TASK DATA:
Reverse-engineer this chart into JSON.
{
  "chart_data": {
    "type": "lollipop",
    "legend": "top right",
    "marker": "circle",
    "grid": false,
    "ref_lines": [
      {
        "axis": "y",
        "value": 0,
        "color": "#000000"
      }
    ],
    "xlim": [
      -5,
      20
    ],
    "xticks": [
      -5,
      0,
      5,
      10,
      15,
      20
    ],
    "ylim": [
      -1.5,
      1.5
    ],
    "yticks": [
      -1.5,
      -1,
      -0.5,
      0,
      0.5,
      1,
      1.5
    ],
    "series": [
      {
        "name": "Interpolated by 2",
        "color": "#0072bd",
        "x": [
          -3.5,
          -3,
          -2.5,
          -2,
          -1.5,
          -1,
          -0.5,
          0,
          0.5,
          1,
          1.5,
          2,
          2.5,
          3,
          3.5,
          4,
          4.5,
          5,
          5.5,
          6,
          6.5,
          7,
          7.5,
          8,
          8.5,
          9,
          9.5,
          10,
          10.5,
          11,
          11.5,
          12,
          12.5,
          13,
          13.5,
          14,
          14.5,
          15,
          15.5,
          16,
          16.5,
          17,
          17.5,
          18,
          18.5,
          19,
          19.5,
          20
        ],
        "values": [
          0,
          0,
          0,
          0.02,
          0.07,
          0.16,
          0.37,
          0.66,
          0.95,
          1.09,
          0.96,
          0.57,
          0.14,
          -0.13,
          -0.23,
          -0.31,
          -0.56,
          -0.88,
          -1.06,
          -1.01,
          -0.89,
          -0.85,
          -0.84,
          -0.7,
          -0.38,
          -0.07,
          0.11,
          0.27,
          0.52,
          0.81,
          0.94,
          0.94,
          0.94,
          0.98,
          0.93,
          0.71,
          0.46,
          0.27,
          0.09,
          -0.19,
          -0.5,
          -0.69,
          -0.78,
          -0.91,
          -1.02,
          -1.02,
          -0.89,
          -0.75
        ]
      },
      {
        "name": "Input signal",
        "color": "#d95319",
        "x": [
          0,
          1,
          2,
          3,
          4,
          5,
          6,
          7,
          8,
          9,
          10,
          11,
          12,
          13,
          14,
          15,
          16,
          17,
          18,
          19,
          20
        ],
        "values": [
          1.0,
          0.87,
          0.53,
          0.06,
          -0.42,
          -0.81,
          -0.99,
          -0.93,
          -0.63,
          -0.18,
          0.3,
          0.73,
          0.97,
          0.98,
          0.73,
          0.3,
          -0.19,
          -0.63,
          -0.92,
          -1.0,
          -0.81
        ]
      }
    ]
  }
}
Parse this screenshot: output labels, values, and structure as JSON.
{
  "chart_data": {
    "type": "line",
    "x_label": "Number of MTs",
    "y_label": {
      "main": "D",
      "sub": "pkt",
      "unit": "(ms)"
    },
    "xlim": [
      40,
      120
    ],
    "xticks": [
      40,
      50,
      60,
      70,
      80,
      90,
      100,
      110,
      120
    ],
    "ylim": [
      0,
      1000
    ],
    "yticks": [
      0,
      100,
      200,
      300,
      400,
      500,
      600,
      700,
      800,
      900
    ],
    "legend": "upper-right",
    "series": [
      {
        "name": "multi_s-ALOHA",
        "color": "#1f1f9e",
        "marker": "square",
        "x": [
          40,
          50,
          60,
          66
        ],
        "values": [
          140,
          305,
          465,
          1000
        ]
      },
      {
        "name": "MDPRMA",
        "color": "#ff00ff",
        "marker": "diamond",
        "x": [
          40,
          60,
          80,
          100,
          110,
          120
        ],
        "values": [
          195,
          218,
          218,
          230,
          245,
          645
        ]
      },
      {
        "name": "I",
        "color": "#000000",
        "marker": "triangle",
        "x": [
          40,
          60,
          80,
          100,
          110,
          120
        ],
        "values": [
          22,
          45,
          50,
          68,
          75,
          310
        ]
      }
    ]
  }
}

WRITTEN PROBLEM:
Output every line above without altering anything.

EXERCISE RESPONSE:
Reverse-engineer this chart into JSON.
{
  "chart_data": {
    "type": "lollipop",
    "legend": "top right",
    "marker": "circle",
    "grid": false,
    "ref_lines": [
      {
        "axis": "y",
        "value": 0,
        "color": "#000000"
      }
    ],
    "xlim": [
      -5,
      20
    ],
    "xticks": [
      -5,
      0,
      5,
      10,
      15,
      20
    ],
    "ylim": [
      -1.5,
      1.5
    ],
    "yticks": [
      -1.5,
      -1,
      -0.5,
      0,
      0.5,
      1,
      1.5
    ],
    "series": [
      {
        "name": "Interpolated by 2",
        "color": "#0072bd",
        "x": [
          -3.5,
          -3,
          -2.5,
          -2,
          -1.5,
          -1,
          -0.5,
          0,
          0.5,
          1,
          1.5,
          2,
          2.5,
          3,
          3.5,
          4,
          4.5,
          5,
          5.5,
          6,
          6.5,
          7,
          7.5,
          8,
          8.5,
          9,
          9.5,
          10,
          10.5,
          11,
          11.5,
          12,
          12.5,
          13,
          13.5,
          14,
          14.5,
          15,
          15.5,
          16,
          16.5,
          17,
          17.5,
          18,
          18.5,
          19,
          19.5,
          20
        ],
        "values": [
          0,
          0,
          0,
          0.02,
          0.07,
          0.16,
          0.37,
          0.66,
          0.95,
          1.09,
          0.96,
          0.57,
          0.14,
          -0.13,
          -0.23,
          -0.31,
          -0.56,
          -0.88,
          -1.06,
          -1.01,
          -0.89,
          -0.85,
          -0.84,
          -0.7,
          -0.38,
          -0.07,
          0.11,
          0.27,
          0.52,
          0.81,
          0.94,
          0.94,
          0.94,
          0.98,
          0.93,
          0.71,
          0.46,
          0.27,
          0.09,
          -0.19,
          -0.5,
          -0.69,
          -0.78,
          -0.91,
          -1.02,
          -1.02,
          -0.89,
          -0.75
        ]
      },
      {
        "name": "Input signal",
        "color": "#d95319",
        "x": [
          0,
          1,
          2,
          3,
          4,
          5,
          6,
          7,
          8,
          9,
          10,
          11,
          12,
          13,
          14,
          15,
          16,
          17,
          18,
          19,
          20
        ],
        "values": [
          1.0,
          0.87,
          0.53,
          0.06,
          -0.42,
          -0.81,
          -0.99,
          -0.93,
          -0.63,
          -0.18,
          0.3,
          0.73,
          0.97,
          0.98,
          0.73,
          0.3,
          -0.19,
          -0.63,
          -0.92,
          -1.0,
          -0.81
        ]
      }
    ]
  }
}
Parse this screenshot: output labels, values, and structure as JSON.
{
  "chart_data": {
    "type": "line",
    "x_label": "Number of MTs",
    "y_label": {
      "main": "D",
      "sub": "pkt",
      "unit": "(ms)"
    },
    "xlim": [
      40,
      120
    ],
    "xticks": [
      40,
      50,
      60,
      70,
      80,
      90,
      100,
      110,
      120
    ],
    "ylim": [
      0,
      1000
    ],
    "yticks": [
      0,
      100,
      200,
      300,
      400,
      500,
      600,
      700,
      800,
      900
    ],
    "legend": "upper-right",
    "series": [
      {
        "name": "multi_s-ALOHA",
        "color": "#1f1f9e",
        "marker": "square",
        "x": [
          40,
          50,
          60,
          66
        ],
        "values": [
          140,
          305,
          465,
          1000
        ]
      },
      {
        "name": "MDPRMA",
        "color": "#ff00ff",
        "marker": "diamond",
        "x": [
          40,
          60,
          80,
          100,
          110,
          120
        ],
        "values": [
          195,
          218,
          218,
          230,
          245,
          645
        ]
      },
      {
        "name": "I",
        "color": "#000000",
        "marker": "triangle",
        "x": [
          40,
          60,
          80,
          100,
          110,
          120
        ],
        "values": [
          22,
          45,
          50,
          68,
          75,
          310
        ]
      }
    ]
  }
}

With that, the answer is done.